### What is needed
Output the data exactly, with every line intact.

(Records that describe figures)
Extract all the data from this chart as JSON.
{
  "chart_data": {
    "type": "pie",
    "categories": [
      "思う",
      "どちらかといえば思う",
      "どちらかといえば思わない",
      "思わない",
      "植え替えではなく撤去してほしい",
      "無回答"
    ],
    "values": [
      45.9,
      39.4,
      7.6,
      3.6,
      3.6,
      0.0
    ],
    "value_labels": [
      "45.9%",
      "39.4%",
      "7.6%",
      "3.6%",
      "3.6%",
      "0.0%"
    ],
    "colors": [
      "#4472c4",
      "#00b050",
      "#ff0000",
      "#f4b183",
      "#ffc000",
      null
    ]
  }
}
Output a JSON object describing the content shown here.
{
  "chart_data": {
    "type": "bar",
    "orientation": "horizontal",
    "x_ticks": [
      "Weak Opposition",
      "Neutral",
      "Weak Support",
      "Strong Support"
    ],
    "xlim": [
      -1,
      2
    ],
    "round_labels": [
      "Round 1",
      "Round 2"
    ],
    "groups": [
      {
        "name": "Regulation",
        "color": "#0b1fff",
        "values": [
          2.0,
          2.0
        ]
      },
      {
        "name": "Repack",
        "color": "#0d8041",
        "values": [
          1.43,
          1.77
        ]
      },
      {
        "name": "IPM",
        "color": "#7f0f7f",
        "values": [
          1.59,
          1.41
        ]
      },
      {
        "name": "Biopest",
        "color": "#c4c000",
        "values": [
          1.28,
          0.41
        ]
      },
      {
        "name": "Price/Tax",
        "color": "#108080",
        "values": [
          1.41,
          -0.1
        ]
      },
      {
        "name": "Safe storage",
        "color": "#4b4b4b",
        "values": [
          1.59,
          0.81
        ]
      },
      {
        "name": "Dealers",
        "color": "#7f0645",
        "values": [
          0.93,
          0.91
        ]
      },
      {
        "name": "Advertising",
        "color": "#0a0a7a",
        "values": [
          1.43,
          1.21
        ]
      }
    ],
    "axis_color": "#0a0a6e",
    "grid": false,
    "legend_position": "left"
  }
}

### Output for this task
Extract all the data from this chart as JSON.
{
  "chart_data": {
    "type": "pie",
    "categories": [
      "思う",
      "どちらかといえば思う",
      "どちらかといえば思わない",
      "思わない",
      "植え替えではなく撤去してほしい",
      "無回答"
    ],
    "values": [
      45.9,
      39.4,
      7.6,
      3.6,
      3.6,
      0.0
    ],
    "value_labels": [
      "45.9%",
      "39.4%",
      "7.6%",
      "3.6%",
      "3.6%",
      "0.0%"
    ],
    "colors": [
      "#4472c4",
      "#00b050",
      "#ff0000",
      "#f4b183",
      "#ffc000",
      null
    ]
  }
}
Output a JSON object describing the content shown here.
{
  "chart_data": {
    "type": "bar",
    "orientation": "horizontal",
    "x_ticks": [
      "Weak Opposition",
      "Neutral",
      "Weak Support",
      "Strong Support"
    ],
    "xlim": [
      -1,
      2
    ],
    "round_labels": [
      "Round 1",
      "Round 2"
    ],
    "groups": [
      {
        "name": "Regulation",
        "color": "#0b1fff",
        "values": [
          2.0,
          2.0
        ]
      },
      {
        "name": "Repack",
        "color": "#0d8041",
        "values": [
          1.43,
          1.77
        ]
      },
      {
        "name": "IPM",
        "color": "#7f0f7f",
        "values": [
          1.59,
          1.41
        ]
      },
      {
        "name": "Biopest",
        "color": "#c4c000",
        "values": [
          1.28,
          0.41
        ]
      },
      {
        "name": "Price/Tax",
        "color": "#108080",
        "values": [
          1.41,
          -0.1
        ]
      },
      {
        "name": "Safe storage",
        "color": "#4b4b4b",
        "values": [
          1.59,
          0.81
        ]
      },
      {
        "name": "Dealers",
        "color": "#7f0645",
        "values": [
          0.93,
          0.91
        ]
      },
      {
        "name": "Advertising",
        "color": "#0a0a7a",
        "values": [
          1.43,
          1.21
        ]
      }
    ],
    "axis_color": "#0a0a6e",
    "grid": false,
    "legend_position": "left"
  }
}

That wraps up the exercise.